--- Begin ---

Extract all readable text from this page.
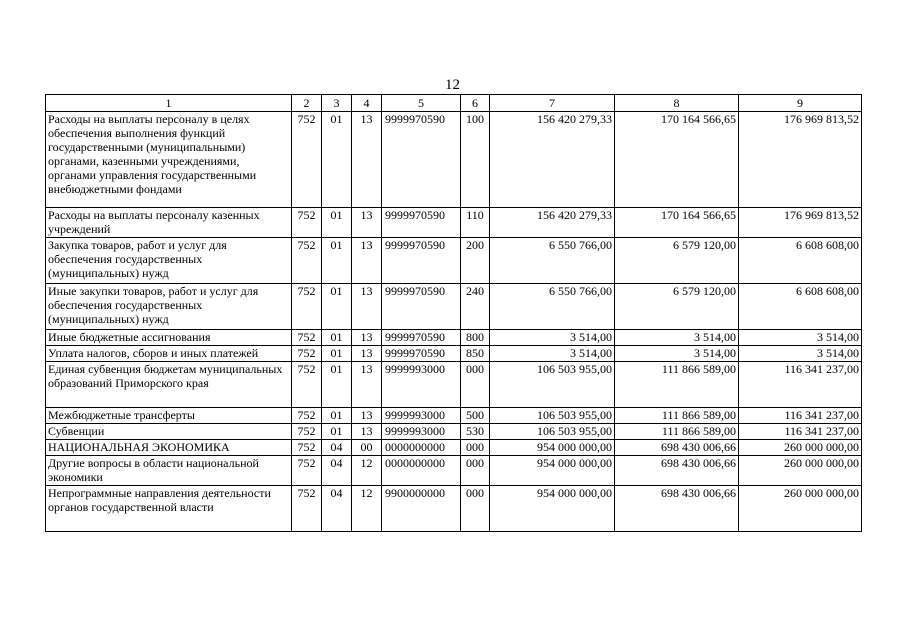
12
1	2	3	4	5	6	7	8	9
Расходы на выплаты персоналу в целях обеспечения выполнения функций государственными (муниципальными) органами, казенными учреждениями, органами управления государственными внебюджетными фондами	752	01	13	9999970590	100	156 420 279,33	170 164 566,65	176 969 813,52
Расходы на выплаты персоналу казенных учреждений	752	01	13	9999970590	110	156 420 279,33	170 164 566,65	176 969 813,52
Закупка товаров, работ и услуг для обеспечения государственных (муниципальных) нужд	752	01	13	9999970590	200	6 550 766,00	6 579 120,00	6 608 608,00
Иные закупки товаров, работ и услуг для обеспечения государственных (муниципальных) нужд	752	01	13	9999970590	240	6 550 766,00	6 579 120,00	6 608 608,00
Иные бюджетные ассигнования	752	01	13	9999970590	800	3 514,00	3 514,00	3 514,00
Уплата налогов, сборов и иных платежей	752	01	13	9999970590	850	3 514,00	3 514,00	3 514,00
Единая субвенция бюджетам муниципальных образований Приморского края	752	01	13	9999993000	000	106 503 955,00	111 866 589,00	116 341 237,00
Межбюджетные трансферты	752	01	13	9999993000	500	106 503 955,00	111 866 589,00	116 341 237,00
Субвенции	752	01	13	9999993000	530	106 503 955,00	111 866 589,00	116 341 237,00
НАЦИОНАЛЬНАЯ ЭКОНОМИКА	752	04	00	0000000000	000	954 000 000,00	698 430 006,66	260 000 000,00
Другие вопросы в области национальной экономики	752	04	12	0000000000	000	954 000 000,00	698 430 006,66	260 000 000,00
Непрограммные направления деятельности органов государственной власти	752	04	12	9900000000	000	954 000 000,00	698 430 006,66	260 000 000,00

--- End ---
--- Begin ---

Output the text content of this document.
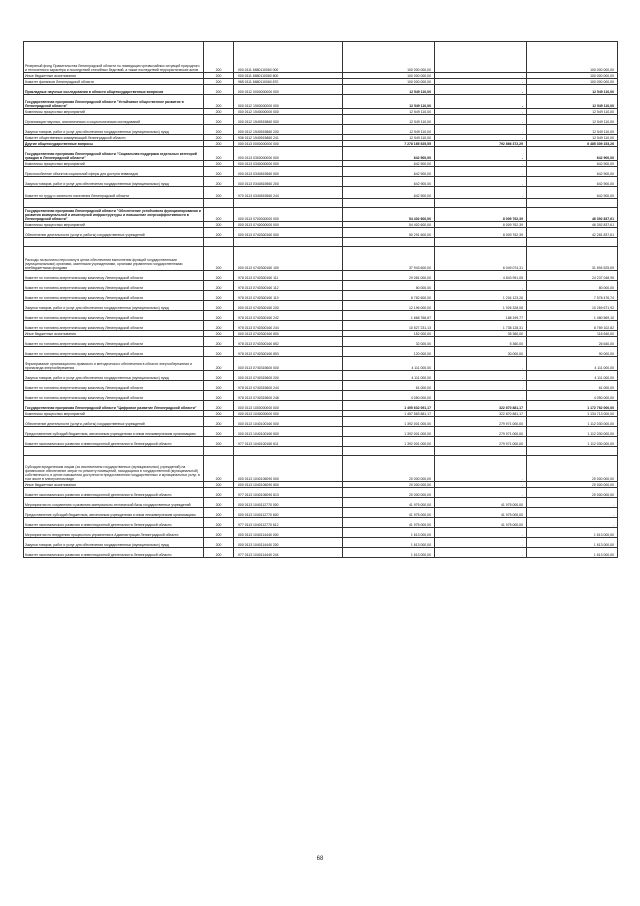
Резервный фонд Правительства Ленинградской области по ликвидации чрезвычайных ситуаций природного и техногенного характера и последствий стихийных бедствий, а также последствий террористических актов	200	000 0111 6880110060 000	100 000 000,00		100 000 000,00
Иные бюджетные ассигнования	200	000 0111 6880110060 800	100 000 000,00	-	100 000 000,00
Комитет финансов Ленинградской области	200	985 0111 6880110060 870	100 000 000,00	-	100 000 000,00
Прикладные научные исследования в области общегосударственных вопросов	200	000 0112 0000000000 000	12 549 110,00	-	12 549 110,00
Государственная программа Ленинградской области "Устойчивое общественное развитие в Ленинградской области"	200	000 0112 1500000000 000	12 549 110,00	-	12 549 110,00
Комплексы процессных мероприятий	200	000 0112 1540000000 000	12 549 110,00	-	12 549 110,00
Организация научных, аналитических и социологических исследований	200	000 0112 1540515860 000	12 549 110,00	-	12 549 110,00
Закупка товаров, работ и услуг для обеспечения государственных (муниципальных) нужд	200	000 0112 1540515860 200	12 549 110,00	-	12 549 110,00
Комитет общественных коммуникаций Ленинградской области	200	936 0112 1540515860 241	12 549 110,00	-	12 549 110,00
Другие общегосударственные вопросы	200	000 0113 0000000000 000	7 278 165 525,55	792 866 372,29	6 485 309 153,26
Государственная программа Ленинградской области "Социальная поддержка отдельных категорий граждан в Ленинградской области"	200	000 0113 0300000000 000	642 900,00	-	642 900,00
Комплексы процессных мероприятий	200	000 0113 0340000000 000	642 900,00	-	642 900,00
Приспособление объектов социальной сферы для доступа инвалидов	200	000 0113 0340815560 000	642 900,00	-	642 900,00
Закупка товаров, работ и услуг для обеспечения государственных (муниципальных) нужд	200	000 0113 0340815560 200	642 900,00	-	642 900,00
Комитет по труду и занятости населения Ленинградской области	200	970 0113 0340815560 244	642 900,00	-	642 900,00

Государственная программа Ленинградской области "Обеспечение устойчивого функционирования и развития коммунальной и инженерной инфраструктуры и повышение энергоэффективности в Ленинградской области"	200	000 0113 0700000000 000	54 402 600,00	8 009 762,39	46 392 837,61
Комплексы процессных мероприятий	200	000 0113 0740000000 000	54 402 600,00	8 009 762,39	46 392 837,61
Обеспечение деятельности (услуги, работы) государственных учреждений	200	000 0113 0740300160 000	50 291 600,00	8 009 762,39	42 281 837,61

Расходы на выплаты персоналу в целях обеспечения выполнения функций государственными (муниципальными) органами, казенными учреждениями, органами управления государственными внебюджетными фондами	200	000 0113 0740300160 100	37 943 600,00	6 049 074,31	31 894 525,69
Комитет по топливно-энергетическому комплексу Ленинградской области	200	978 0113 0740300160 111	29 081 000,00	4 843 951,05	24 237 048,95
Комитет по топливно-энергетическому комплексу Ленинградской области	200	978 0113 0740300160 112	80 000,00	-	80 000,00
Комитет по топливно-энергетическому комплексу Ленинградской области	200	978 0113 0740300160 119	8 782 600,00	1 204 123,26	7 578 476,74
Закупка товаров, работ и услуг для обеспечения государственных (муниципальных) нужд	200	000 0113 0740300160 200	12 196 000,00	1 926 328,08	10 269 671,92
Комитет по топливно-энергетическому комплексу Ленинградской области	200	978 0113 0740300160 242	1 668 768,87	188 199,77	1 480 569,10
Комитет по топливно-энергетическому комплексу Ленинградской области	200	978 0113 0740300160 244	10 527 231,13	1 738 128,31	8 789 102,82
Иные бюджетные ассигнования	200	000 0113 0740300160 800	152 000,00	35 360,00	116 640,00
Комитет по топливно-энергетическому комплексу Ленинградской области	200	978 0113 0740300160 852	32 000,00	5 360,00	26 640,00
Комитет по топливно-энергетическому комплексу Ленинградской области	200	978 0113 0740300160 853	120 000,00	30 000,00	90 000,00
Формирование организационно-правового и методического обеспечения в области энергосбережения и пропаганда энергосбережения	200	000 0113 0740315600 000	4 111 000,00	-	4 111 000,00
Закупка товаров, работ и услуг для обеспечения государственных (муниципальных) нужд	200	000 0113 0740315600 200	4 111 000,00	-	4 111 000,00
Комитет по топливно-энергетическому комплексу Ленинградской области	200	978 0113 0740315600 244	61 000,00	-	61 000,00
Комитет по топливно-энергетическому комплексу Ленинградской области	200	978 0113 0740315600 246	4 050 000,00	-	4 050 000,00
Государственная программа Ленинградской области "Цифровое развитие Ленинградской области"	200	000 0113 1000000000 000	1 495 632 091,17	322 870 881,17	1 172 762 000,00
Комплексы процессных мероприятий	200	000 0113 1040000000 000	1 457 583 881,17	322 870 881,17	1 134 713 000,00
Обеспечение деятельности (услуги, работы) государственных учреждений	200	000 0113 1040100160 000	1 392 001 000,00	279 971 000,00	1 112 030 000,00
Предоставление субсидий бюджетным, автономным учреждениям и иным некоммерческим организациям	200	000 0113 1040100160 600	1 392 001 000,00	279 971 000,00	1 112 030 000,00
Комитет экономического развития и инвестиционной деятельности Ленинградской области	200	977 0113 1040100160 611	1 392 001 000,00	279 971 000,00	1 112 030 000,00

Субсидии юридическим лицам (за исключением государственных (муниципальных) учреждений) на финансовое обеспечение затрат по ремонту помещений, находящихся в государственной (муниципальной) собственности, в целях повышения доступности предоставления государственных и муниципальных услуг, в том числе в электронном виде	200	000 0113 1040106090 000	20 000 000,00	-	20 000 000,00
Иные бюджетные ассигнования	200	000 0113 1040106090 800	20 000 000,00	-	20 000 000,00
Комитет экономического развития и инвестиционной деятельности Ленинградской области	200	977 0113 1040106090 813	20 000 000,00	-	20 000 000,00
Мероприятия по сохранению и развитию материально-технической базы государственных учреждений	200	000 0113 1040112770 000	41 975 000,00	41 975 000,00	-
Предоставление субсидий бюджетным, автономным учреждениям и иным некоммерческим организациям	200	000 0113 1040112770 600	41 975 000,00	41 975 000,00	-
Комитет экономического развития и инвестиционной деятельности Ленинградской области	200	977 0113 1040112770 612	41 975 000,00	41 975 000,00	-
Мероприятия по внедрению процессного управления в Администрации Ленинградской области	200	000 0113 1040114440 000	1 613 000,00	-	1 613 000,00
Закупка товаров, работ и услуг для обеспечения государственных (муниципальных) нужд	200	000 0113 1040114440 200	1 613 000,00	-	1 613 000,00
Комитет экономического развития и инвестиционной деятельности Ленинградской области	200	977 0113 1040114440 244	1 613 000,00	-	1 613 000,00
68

--- End ---

- **WHAT IS REQUIRED**: Search the material above for "процессных". Pull out each line where it shows up.

- **RESPONSE**:
Комплексы процессных мероприятий	200	000 0112 1540000000 000	12 549 110,00	-	12 549 110,00
Комплексы процессных мероприятий	200	000 0113 0340000000 000	642 900,00	-	642 900,00
Комплексы процессных мероприятий	200	000 0113 0740000000 000	54 402 600,00	8 009 762,39	46 392 837,61
Комплексы процессных мероприятий	200	000 0113 1040000000 000	1 457 583 881,17	322 870 881,17	1 134 713 000,00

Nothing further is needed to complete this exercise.